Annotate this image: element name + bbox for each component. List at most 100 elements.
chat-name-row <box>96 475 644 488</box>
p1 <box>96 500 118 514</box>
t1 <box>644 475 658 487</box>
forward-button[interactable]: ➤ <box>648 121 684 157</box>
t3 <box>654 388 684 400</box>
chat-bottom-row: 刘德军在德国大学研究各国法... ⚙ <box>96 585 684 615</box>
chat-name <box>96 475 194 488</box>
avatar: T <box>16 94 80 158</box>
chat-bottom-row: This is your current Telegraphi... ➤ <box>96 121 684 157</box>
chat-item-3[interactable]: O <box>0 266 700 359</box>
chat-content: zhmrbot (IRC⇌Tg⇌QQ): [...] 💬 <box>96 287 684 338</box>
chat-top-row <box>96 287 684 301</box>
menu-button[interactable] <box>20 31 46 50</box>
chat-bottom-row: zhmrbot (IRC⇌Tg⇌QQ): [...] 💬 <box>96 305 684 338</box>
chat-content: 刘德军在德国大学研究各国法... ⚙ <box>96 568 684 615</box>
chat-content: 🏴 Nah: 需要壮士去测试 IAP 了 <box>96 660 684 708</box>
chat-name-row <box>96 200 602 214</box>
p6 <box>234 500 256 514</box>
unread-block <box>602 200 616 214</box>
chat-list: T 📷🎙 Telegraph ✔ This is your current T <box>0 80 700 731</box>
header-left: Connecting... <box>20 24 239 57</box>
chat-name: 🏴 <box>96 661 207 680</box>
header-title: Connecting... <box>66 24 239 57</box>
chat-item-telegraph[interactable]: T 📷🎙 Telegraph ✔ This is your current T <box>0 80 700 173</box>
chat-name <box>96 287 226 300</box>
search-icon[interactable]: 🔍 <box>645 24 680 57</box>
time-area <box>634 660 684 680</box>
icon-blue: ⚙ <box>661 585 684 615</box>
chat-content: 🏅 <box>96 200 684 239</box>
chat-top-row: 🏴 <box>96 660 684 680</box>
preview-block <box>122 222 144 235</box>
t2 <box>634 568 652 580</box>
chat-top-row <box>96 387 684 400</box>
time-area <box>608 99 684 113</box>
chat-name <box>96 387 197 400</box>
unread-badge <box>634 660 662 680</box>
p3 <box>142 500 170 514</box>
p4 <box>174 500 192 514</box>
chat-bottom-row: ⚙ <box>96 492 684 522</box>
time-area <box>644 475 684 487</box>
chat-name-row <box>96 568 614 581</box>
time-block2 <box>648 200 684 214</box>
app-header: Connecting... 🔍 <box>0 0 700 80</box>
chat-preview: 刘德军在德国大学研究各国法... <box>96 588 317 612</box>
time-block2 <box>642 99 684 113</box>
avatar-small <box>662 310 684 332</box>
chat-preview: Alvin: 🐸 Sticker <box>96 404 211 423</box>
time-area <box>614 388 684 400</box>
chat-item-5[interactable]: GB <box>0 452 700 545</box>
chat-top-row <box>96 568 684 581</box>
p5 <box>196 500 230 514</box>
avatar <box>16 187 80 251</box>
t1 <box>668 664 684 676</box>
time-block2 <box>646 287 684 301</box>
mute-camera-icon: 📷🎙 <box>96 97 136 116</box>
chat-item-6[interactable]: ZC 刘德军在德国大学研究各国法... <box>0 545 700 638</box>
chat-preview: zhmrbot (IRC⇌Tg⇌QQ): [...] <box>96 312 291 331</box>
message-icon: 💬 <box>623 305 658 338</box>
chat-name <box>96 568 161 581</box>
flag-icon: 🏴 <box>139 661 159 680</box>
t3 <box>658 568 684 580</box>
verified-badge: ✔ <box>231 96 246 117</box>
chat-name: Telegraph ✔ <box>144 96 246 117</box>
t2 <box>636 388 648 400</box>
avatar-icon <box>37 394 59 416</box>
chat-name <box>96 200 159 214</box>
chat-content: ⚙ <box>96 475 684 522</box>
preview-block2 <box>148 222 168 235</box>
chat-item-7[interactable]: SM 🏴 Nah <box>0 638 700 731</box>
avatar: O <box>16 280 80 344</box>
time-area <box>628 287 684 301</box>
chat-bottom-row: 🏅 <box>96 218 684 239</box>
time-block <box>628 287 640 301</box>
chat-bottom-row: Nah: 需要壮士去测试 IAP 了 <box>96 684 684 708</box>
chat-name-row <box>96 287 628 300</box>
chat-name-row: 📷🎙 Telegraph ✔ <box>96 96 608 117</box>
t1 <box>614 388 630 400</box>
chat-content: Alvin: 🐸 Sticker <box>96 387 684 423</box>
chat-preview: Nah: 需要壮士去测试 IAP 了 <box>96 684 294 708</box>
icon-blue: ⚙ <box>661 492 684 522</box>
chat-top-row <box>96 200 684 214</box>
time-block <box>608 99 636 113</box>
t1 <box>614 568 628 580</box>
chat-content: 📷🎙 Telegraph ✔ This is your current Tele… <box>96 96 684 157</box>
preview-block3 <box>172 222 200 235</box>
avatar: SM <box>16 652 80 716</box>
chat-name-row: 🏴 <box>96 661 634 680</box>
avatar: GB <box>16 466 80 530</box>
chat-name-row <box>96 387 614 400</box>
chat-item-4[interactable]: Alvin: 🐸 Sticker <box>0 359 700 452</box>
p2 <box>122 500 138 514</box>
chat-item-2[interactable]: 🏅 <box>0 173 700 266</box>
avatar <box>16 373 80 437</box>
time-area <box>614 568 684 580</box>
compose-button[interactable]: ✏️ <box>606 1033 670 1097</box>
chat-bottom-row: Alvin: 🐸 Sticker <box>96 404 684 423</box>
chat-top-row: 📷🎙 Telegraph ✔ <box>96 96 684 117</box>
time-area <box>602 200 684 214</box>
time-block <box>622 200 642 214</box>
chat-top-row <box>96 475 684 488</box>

● **Exercise prompt**
Render every line of the listing above as a numbered list, with blank lines left out.

● **Response to the exercise**
1. Annotate this image: element name + bbox for each component. List at most 100 elements.
2. chat-name-row <box>96 475 644 488</box>
3. p1 <box>96 500 118 514</box>
4. t1 <box>644 475 658 487</box>
5. forward-button[interactable]: ➤ <box>648 121 684 157</box>
6. t3 <box>654 388 684 400</box>
7. chat-bottom-row: 刘德军在德国大学研究各国法... ⚙ <box>96 585 684 615</box>
8. chat-name <box>96 475 194 488</box>
9. avatar: T <box>16 94 80 158</box>
10. chat-bottom-row: This is your current Telegraphi... ➤ <box>96 121 684 157</box>
11. chat-item-3[interactable]: O <box>0 266 700 359</box>
12. chat-content: zhmrbot (IRC⇌Tg⇌QQ): [...] 💬 <box>96 287 684 338</box>
13. chat-top-row <box>96 287 684 301</box>
14. menu-button[interactable] <box>20 31 46 50</box>
15. chat-bottom-row: zhmrbot (IRC⇌Tg⇌QQ): [...] 💬 <box>96 305 684 338</box>
16. chat-content: 刘德军在德国大学研究各国法... ⚙ <box>96 568 684 615</box>
17. chat-content: 🏴 Nah: 需要壮士去测试 IAP 了 <box>96 660 684 708</box>
18. chat-name-row <box>96 200 602 214</box>
19. p6 <box>234 500 256 514</box>
20. unread-block <box>602 200 616 214</box>
21. chat-list: T 📷🎙 Telegraph ✔ This is your current T <box>0 80 700 731</box>
22. header-left: Connecting... <box>20 24 239 57</box>
23. chat-name: 🏴 <box>96 661 207 680</box>
24. header-title: Connecting... <box>66 24 239 57</box>
25. chat-item-telegraph[interactable]: T 📷🎙 Telegraph ✔ This is your current T <box>0 80 700 173</box>
26. chat-name <box>96 287 226 300</box>
27. search-icon[interactable]: 🔍 <box>645 24 680 57</box>
28. time-area <box>634 660 684 680</box>
29. icon-blue: ⚙ <box>661 585 684 615</box>
30. chat-content: 🏅 <box>96 200 684 239</box>
31. chat-top-row: 🏴 <box>96 660 684 680</box>
32. preview-block <box>122 222 144 235</box>
33. t2 <box>634 568 652 580</box>
34. chat-top-row <box>96 387 684 400</box>
35. time-area <box>608 99 684 113</box>
36. chat-name <box>96 387 197 400</box>
37. unread-badge <box>634 660 662 680</box>
38. p3 <box>142 500 170 514</box>
39. p4 <box>174 500 192 514</box>
40. chat-bottom-row: ⚙ <box>96 492 684 522</box>
41. time-area <box>644 475 684 487</box>
42. chat-name-row <box>96 568 614 581</box>
43. time-block2 <box>648 200 684 214</box>
44. app-header: Connecting... 🔍 <box>0 0 700 80</box>
45. chat-preview: 刘德军在德国大学研究各国法... <box>96 588 317 612</box>
46. time-block2 <box>642 99 684 113</box>
47. avatar-small <box>662 310 684 332</box>
48. chat-preview: Alvin: 🐸 Sticker <box>96 404 211 423</box>
49. time-area <box>614 388 684 400</box>
50. chat-item-5[interactable]: GB <box>0 452 700 545</box>
51. chat-top-row <box>96 568 684 581</box>
52. p5 <box>196 500 230 514</box>
53. avatar <box>16 187 80 251</box>
54. t1 <box>668 664 684 676</box>
55. time-block2 <box>646 287 684 301</box>
56. mute-camera-icon: 📷🎙 <box>96 97 136 116</box>
57. chat-item-6[interactable]: ZC 刘德军在德国大学研究各国法... <box>0 545 700 638</box>
58. chat-preview: zhmrbot (IRC⇌Tg⇌QQ): [...] <box>96 312 291 331</box>
59. message-icon: 💬 <box>623 305 658 338</box>
60. chat-name <box>96 568 161 581</box>
61. flag-icon: 🏴 <box>139 661 159 680</box>
62. t3 <box>658 568 684 580</box>
63. verified-badge: ✔ <box>231 96 246 117</box>
64. chat-name: Telegraph ✔ <box>144 96 246 117</box>
65. t2 <box>636 388 648 400</box>
66. avatar-icon <box>37 394 59 416</box>
67. chat-name <box>96 200 159 214</box>
68. chat-content: ⚙ <box>96 475 684 522</box>
69. preview-block2 <box>148 222 168 235</box>
70. chat-item-7[interactable]: SM 🏴 Nah <box>0 638 700 731</box>
71. avatar: O <box>16 280 80 344</box>
72. time-area <box>628 287 684 301</box>
73. chat-bottom-row: 🏅 <box>96 218 684 239</box>
74. time-block <box>628 287 640 301</box>
75. chat-bottom-row: Nah: 需要壮士去测试 IAP 了 <box>96 684 684 708</box>
76. chat-name-row <box>96 287 628 300</box>
77. chat-name-row: 📷🎙 Telegraph ✔ <box>96 96 608 117</box>
78. t1 <box>614 388 630 400</box>
79. chat-content: Alvin: 🐸 Sticker <box>96 387 684 423</box>
80. chat-preview: Nah: 需要壮士去测试 IAP 了 <box>96 684 294 708</box>
81. icon-blue: ⚙ <box>661 492 684 522</box>
82. chat-top-row <box>96 200 684 214</box>
83. time-block <box>608 99 636 113</box>
84. t1 <box>614 568 628 580</box>
85. chat-content: 📷🎙 Telegraph ✔ This is your current Tele… <box>96 96 684 157</box>
86. preview-block3 <box>172 222 200 235</box>
87. avatar: SM <box>16 652 80 716</box>
88. chat-name-row: 🏴 <box>96 661 634 680</box>
89. avatar: GB <box>16 466 80 530</box>
90. chat-name-row <box>96 387 614 400</box>
91. chat-item-4[interactable]: Alvin: 🐸 Sticker <box>0 359 700 452</box>
92. p2 <box>122 500 138 514</box>
93. chat-item-2[interactable]: 🏅 <box>0 173 700 266</box>
94. avatar <box>16 373 80 437</box>
95. time-area <box>614 568 684 580</box>
96. compose-button[interactable]: ✏️ <box>606 1033 670 1097</box>
97. chat-bottom-row: Alvin: 🐸 Sticker <box>96 404 684 423</box>
98. chat-top-row: 📷🎙 Telegraph ✔ <box>96 96 684 117</box>
99. time-area <box>602 200 684 214</box>
100. time-block <box>622 200 642 214</box>
101. chat-top-row <box>96 475 684 488</box>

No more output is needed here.